# [WORK TO BE COMPLETED]
Find all lines in the records that include the word "ranking", and copy them out.

# [GIVEN RECORDS]
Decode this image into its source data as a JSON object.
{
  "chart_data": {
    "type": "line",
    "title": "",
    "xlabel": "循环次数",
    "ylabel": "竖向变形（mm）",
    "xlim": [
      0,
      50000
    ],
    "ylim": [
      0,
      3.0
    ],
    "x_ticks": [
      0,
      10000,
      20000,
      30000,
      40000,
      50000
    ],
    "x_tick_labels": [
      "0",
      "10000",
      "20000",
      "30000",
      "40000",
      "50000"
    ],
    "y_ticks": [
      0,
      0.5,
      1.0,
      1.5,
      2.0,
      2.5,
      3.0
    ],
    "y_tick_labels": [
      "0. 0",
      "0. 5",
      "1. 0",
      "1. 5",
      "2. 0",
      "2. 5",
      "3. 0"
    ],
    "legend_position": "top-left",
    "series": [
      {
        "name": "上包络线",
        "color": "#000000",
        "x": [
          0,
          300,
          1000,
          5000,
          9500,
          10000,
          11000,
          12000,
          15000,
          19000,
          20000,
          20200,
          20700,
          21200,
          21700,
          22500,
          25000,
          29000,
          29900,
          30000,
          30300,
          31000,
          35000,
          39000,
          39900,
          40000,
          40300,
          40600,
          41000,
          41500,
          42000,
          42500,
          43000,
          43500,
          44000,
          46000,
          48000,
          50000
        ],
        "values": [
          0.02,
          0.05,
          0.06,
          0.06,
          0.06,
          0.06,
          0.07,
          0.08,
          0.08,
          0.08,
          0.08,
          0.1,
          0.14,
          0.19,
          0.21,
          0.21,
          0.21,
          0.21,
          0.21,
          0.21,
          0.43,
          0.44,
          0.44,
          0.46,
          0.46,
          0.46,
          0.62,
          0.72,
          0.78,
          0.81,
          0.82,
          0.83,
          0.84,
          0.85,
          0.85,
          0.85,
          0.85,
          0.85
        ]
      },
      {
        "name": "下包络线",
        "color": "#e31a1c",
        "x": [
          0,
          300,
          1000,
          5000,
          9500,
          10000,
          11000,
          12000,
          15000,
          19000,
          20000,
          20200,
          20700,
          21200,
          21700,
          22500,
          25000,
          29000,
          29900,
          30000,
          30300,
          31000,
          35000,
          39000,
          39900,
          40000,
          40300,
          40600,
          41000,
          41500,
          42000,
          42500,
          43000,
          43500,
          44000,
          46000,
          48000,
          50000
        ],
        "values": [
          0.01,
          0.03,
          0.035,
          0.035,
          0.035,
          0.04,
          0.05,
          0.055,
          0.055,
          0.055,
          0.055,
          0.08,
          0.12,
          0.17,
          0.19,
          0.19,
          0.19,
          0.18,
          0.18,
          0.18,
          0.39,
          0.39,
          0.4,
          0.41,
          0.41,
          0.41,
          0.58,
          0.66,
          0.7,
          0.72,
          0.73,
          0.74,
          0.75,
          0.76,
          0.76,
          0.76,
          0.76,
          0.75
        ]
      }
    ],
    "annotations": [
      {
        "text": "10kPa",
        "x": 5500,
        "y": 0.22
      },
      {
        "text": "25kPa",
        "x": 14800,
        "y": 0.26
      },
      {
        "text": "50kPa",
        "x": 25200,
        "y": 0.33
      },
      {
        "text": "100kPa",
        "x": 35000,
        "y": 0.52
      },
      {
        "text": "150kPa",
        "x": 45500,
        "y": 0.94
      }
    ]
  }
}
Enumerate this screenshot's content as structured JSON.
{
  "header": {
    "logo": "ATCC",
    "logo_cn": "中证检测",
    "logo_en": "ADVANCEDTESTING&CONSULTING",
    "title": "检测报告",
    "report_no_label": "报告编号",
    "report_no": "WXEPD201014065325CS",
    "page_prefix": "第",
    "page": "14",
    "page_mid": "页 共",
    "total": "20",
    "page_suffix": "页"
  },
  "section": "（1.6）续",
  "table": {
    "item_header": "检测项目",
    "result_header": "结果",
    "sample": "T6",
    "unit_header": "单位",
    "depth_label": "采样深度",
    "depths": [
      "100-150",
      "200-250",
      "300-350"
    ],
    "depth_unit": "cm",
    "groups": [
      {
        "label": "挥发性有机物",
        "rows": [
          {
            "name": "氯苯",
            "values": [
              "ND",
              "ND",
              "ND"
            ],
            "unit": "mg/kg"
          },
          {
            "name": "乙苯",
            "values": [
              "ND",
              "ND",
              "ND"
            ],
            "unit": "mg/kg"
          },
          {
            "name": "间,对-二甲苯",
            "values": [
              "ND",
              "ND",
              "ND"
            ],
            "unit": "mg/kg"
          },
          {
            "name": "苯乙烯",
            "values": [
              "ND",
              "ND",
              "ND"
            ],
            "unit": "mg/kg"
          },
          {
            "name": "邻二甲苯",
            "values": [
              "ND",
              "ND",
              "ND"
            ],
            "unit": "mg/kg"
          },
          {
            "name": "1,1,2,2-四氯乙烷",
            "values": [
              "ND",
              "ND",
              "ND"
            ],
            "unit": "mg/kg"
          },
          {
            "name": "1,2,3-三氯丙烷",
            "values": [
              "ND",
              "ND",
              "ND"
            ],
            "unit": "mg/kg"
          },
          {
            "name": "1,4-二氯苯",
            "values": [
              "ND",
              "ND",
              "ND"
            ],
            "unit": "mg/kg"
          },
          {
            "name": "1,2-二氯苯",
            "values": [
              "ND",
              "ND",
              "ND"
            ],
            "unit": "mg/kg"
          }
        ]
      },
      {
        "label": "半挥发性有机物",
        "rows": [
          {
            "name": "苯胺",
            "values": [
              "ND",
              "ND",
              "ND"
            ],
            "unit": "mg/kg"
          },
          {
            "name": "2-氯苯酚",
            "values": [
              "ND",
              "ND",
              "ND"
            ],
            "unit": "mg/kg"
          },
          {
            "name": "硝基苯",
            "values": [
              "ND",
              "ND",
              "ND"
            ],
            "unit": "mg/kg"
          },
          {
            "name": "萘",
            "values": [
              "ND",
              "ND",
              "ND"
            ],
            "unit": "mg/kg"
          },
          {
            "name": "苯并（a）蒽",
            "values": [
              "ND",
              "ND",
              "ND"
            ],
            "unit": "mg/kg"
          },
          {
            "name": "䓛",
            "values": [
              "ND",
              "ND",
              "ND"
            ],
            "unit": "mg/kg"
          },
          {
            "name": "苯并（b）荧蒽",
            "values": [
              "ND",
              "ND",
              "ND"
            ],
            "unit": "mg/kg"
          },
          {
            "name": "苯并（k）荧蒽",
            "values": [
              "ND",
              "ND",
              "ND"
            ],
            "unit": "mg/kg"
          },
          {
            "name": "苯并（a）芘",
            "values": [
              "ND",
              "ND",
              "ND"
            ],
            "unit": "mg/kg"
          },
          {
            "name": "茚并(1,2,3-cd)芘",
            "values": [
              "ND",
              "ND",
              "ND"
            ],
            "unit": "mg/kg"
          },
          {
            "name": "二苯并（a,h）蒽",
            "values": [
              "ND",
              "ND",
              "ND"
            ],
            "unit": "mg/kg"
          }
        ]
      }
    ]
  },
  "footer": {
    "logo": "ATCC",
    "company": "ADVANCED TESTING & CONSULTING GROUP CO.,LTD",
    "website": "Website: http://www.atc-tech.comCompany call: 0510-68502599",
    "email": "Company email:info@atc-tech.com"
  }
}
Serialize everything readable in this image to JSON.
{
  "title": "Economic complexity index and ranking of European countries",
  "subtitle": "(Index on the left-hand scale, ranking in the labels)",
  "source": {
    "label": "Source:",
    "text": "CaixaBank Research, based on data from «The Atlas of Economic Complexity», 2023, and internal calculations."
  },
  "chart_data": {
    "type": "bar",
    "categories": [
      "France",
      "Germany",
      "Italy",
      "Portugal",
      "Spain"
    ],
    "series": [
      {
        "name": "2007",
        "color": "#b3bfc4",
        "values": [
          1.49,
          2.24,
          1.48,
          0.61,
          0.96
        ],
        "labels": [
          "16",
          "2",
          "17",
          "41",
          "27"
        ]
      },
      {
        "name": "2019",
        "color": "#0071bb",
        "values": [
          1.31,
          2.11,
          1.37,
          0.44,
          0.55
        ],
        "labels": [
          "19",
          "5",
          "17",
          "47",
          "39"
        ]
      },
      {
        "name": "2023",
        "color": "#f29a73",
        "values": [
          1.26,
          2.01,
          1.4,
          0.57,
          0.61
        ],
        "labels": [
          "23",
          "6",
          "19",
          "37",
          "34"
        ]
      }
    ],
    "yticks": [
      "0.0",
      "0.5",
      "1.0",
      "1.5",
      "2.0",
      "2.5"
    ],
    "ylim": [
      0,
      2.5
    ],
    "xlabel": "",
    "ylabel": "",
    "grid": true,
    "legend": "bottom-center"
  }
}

# [WRITTEN SOLUTION]
  "title": "Economic complexity index and ranking of European countries",
  "subtitle": "(Index on the left-hand scale, ranking in the labels)",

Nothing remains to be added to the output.